» **Work instructions**:
Would you copy out the whole listing exactly as given?

[Data entries for graphics]
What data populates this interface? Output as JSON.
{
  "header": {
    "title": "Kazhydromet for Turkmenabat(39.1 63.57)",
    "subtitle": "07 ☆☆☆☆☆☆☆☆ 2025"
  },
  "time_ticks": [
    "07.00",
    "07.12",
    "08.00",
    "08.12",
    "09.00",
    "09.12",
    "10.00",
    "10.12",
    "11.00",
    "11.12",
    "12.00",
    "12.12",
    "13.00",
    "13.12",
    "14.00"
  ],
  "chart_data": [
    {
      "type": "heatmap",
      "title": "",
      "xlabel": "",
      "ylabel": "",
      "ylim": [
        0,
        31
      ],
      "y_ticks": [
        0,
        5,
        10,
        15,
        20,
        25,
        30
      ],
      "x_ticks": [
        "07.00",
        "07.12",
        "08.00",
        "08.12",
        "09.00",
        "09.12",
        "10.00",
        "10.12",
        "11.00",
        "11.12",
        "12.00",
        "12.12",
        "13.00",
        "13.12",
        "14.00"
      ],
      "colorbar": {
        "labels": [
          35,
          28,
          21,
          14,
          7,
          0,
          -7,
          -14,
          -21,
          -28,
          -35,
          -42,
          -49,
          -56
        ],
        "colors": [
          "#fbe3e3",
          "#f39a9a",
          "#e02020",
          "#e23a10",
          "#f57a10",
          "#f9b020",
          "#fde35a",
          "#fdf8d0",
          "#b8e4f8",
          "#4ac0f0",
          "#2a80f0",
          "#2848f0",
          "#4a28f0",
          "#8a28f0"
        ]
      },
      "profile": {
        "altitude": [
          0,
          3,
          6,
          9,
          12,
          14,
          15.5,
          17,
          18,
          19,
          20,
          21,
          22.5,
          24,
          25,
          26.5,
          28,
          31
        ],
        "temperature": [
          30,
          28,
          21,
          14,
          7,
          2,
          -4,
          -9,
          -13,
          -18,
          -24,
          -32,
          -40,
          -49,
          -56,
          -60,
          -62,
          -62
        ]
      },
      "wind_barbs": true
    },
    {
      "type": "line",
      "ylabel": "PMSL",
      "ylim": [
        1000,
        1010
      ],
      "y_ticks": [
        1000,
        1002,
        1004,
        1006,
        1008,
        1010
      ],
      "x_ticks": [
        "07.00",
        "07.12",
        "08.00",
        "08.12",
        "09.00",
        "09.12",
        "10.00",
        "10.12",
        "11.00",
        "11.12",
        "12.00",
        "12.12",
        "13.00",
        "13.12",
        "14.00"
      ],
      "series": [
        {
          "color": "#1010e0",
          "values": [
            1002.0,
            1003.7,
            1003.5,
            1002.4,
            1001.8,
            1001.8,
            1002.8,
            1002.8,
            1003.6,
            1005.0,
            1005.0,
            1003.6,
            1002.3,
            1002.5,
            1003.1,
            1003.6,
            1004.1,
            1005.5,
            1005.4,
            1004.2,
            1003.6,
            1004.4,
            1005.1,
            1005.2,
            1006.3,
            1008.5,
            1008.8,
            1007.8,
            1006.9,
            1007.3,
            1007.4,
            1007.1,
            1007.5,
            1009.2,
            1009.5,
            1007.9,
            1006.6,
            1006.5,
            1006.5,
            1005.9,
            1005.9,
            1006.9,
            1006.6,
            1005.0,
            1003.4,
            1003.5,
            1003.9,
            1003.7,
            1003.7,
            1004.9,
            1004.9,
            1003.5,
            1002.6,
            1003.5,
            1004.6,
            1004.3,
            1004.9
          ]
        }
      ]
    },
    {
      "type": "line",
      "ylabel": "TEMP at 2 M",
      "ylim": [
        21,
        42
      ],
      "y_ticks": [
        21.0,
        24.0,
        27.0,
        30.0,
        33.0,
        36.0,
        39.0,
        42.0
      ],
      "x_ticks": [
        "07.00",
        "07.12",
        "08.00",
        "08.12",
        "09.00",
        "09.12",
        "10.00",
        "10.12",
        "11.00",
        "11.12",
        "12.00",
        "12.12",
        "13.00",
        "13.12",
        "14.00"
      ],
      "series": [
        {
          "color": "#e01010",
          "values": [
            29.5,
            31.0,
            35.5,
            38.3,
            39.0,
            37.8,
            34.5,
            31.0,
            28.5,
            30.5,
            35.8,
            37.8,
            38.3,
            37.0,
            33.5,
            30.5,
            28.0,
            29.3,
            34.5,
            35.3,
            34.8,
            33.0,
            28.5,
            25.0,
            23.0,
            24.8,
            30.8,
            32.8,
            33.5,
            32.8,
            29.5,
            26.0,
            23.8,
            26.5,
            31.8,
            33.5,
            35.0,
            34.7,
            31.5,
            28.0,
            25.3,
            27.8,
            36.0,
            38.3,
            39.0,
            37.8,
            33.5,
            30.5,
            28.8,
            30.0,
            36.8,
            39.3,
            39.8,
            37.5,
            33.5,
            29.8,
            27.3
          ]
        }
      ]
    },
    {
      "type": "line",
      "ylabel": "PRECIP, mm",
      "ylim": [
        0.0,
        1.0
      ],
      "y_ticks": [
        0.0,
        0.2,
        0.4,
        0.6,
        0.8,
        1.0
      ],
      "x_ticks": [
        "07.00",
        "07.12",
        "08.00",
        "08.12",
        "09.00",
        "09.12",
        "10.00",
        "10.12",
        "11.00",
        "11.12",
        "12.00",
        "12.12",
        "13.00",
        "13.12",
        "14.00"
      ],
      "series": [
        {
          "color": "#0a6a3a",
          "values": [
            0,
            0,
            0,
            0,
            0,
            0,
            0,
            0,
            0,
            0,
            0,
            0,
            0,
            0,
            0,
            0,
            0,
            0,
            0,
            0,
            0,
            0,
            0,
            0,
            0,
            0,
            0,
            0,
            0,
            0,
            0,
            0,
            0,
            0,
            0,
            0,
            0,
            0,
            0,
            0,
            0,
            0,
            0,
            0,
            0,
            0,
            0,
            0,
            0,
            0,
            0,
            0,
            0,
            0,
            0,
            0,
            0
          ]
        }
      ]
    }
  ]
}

» **Exercise solution**:
What data populates this interface? Output as JSON.
{
  "header": {
    "title": "Kazhydromet for Turkmenabat(39.1 63.57)",
    "subtitle": "07 ☆☆☆☆☆☆☆☆ 2025"
  },
  "time_ticks": [
    "07.00",
    "07.12",
    "08.00",
    "08.12",
    "09.00",
    "09.12",
    "10.00",
    "10.12",
    "11.00",
    "11.12",
    "12.00",
    "12.12",
    "13.00",
    "13.12",
    "14.00"
  ],
  "chart_data": [
    {
      "type": "heatmap",
      "title": "",
      "xlabel": "",
      "ylabel": "",
      "ylim": [
        0,
        31
      ],
      "y_ticks": [
        0,
        5,
        10,
        15,
        20,
        25,
        30
      ],
      "x_ticks": [
        "07.00",
        "07.12",
        "08.00",
        "08.12",
        "09.00",
        "09.12",
        "10.00",
        "10.12",
        "11.00",
        "11.12",
        "12.00",
        "12.12",
        "13.00",
        "13.12",
        "14.00"
      ],
      "colorbar": {
        "labels": [
          35,
          28,
          21,
          14,
          7,
          0,
          -7,
          -14,
          -21,
          -28,
          -35,
          -42,
          -49,
          -56
        ],
        "colors": [
          "#fbe3e3",
          "#f39a9a",
          "#e02020",
          "#e23a10",
          "#f57a10",
          "#f9b020",
          "#fde35a",
          "#fdf8d0",
          "#b8e4f8",
          "#4ac0f0",
          "#2a80f0",
          "#2848f0",
          "#4a28f0",
          "#8a28f0"
        ]
      },
      "profile": {
        "altitude": [
          0,
          3,
          6,
          9,
          12,
          14,
          15.5,
          17,
          18,
          19,
          20,
          21,
          22.5,
          24,
          25,
          26.5,
          28,
          31
        ],
        "temperature": [
          30,
          28,
          21,
          14,
          7,
          2,
          -4,
          -9,
          -13,
          -18,
          -24,
          -32,
          -40,
          -49,
          -56,
          -60,
          -62,
          -62
        ]
      },
      "wind_barbs": true
    },
    {
      "type": "line",
      "ylabel": "PMSL",
      "ylim": [
        1000,
        1010
      ],
      "y_ticks": [
        1000,
        1002,
        1004,
        1006,
        1008,
        1010
      ],
      "x_ticks": [
        "07.00",
        "07.12",
        "08.00",
        "08.12",
        "09.00",
        "09.12",
        "10.00",
        "10.12",
        "11.00",
        "11.12",
        "12.00",
        "12.12",
        "13.00",
        "13.12",
        "14.00"
      ],
      "series": [
        {
          "color": "#1010e0",
          "values": [
            1002.0,
            1003.7,
            1003.5,
            1002.4,
            1001.8,
            1001.8,
            1002.8,
            1002.8,
            1003.6,
            1005.0,
            1005.0,
            1003.6,
            1002.3,
            1002.5,
            1003.1,
            1003.6,
            1004.1,
            1005.5,
            1005.4,
            1004.2,
            1003.6,
            1004.4,
            1005.1,
            1005.2,
            1006.3,
            1008.5,
            1008.8,
            1007.8,
            1006.9,
            1007.3,
            1007.4,
            1007.1,
            1007.5,
            1009.2,
            1009.5,
            1007.9,
            1006.6,
            1006.5,
            1006.5,
            1005.9,
            1005.9,
            1006.9,
            1006.6,
            1005.0,
            1003.4,
            1003.5,
            1003.9,
            1003.7,
            1003.7,
            1004.9,
            1004.9,
            1003.5,
            1002.6,
            1003.5,
            1004.6,
            1004.3,
            1004.9
          ]
        }
      ]
    },
    {
      "type": "line",
      "ylabel": "TEMP at 2 M",
      "ylim": [
        21,
        42
      ],
      "y_ticks": [
        21.0,
        24.0,
        27.0,
        30.0,
        33.0,
        36.0,
        39.0,
        42.0
      ],
      "x_ticks": [
        "07.00",
        "07.12",
        "08.00",
        "08.12",
        "09.00",
        "09.12",
        "10.00",
        "10.12",
        "11.00",
        "11.12",
        "12.00",
        "12.12",
        "13.00",
        "13.12",
        "14.00"
      ],
      "series": [
        {
          "color": "#e01010",
          "values": [
            29.5,
            31.0,
            35.5,
            38.3,
            39.0,
            37.8,
            34.5,
            31.0,
            28.5,
            30.5,
            35.8,
            37.8,
            38.3,
            37.0,
            33.5,
            30.5,
            28.0,
            29.3,
            34.5,
            35.3,
            34.8,
            33.0,
            28.5,
            25.0,
            23.0,
            24.8,
            30.8,
            32.8,
            33.5,
            32.8,
            29.5,
            26.0,
            23.8,
            26.5,
            31.8,
            33.5,
            35.0,
            34.7,
            31.5,
            28.0,
            25.3,
            27.8,
            36.0,
            38.3,
            39.0,
            37.8,
            33.5,
            30.5,
            28.8,
            30.0,
            36.8,
            39.3,
            39.8,
            37.5,
            33.5,
            29.8,
            27.3
          ]
        }
      ]
    },
    {
      "type": "line",
      "ylabel": "PRECIP, mm",
      "ylim": [
        0.0,
        1.0
      ],
      "y_ticks": [
        0.0,
        0.2,
        0.4,
        0.6,
        0.8,
        1.0
      ],
      "x_ticks": [
        "07.00",
        "07.12",
        "08.00",
        "08.12",
        "09.00",
        "09.12",
        "10.00",
        "10.12",
        "11.00",
        "11.12",
        "12.00",
        "12.12",
        "13.00",
        "13.12",
        "14.00"
      ],
      "series": [
        {
          "color": "#0a6a3a",
          "values": [
            0,
            0,
            0,
            0,
            0,
            0,
            0,
            0,
            0,
            0,
            0,
            0,
            0,
            0,
            0,
            0,
            0,
            0,
            0,
            0,
            0,
            0,
            0,
            0,
            0,
            0,
            0,
            0,
            0,
            0,
            0,
            0,
            0,
            0,
            0,
            0,
            0,
            0,
            0,
            0,
            0,
            0,
            0,
            0,
            0,
            0,
            0,
            0,
            0,
            0,
            0,
            0,
            0,
            0,
            0,
            0,
            0
          ]
        }
      ]
    }
  ]
}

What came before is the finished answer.